INSTRUCTIONS:
[1] Summarize the news report on the three slain Mexican anti-drug agents in two sentences.
[2] Reproduce the news report on the slain anti-drug agents from "The findings rule" to "crashed Chevrolet Lumina.".
[3] Carry the news report on the three slain Mexican anti-drug agents forward from its final sentence.

SELECTED EXTRACT:
== == ==

Drug Fighters Slain Before Vehicle Crash

TIJUANA -- Three Mexican anti-drug agents whose bodies were found late
Tuesday off a treacherous mountain road were slain before their car rolled
into a ravine, the Mexican Attorney General's Office said yesterday.

The findings rule out the possibility that the deaths were accidental, as
some authorities suggested after the bodies were found yards from their
crashed Chevrolet Lumina.

The victims worked for the Feads, an elite anti-drug unit of the Mexican
Attorney General's Office, and were investigating the Arellano Félix drug
cartel. They had been cooperating closely with U.S. officials, and their
deaths shocked law enforcement officials on both sides of the border.

The group's leading member was José Patiño Moreno, 48, a special prosecutor
assigned to the unit since March. Killed with him were Oscar Pompa Plaza,
41, also a special prosecutor, and army Capt. Rafael Torres Bernal, 29.

== == ==

DATA EXCERPT:

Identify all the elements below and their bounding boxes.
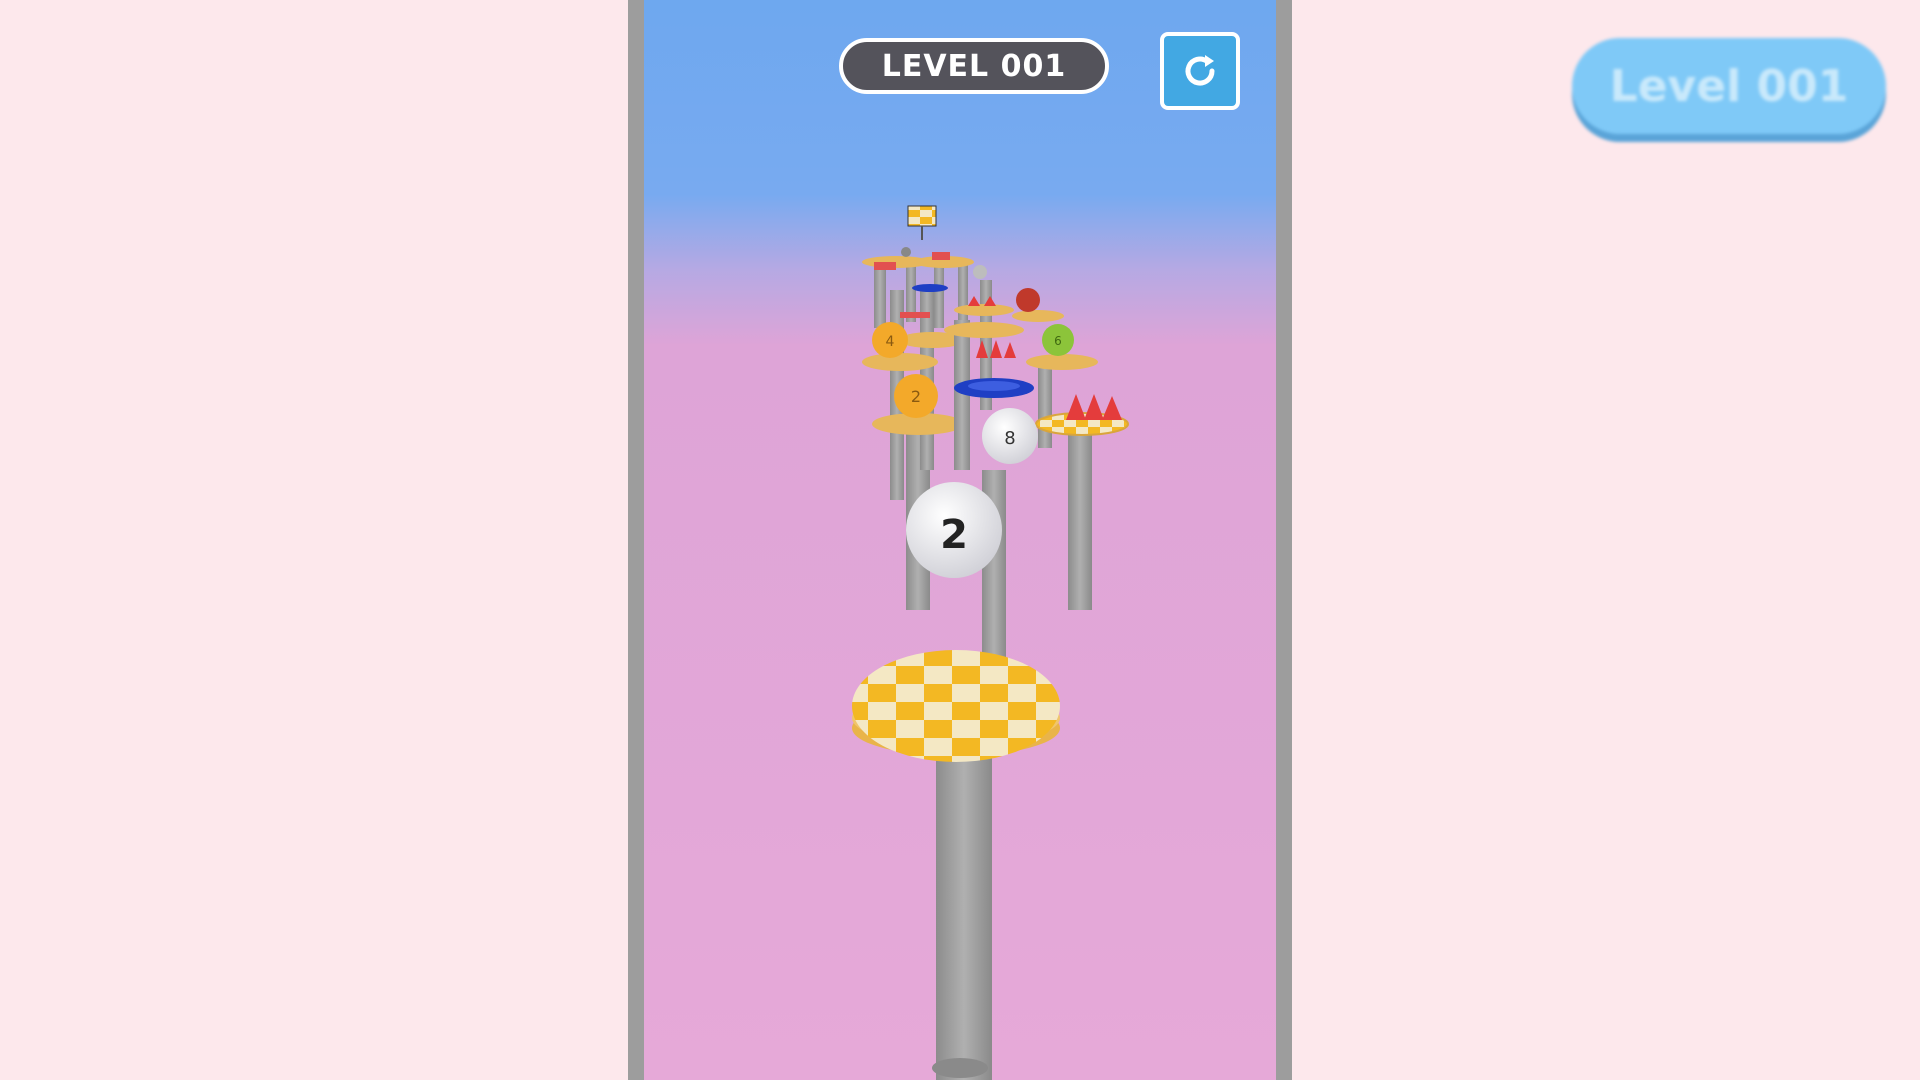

== == ==

TASK RESULTS:
[1] The Mexican Attorney General's Office said three of its anti-drug agents, whose bodies were found off a mountain road, were killed before their car rolled into a ravine, which rules out an accident. The victims belonged to the elite Feads unit and were investigating the Arellano Félix cartel with close U.S. cooperation: special prosecutors José Patiño Moreno and Oscar Pompa Plaza and army Capt. Rafael Torres Bernal.

[2]
The findings rule out the possibility that the deaths were accidental, as
some authorities suggested after the bodies were found yards from their
crashed Chevrolet Lumina.

[3]
They had participated in the investigation that led to last month's
detention in Tijuana of Jesús "Chuy" Labra Aviles, alleged to be the
financial mastermind of the Arellano Félix brothers.

Patiño had also been investigating a group of suspected drug traffickers in
Mexicali, the Campos Salcido brothers, and had carried out search warrants
on 12 of their properties.

Colleagues began to suspect foul play after Patiño missed a meeting at 10
a.m. Monday at the Feads office in Tijuana.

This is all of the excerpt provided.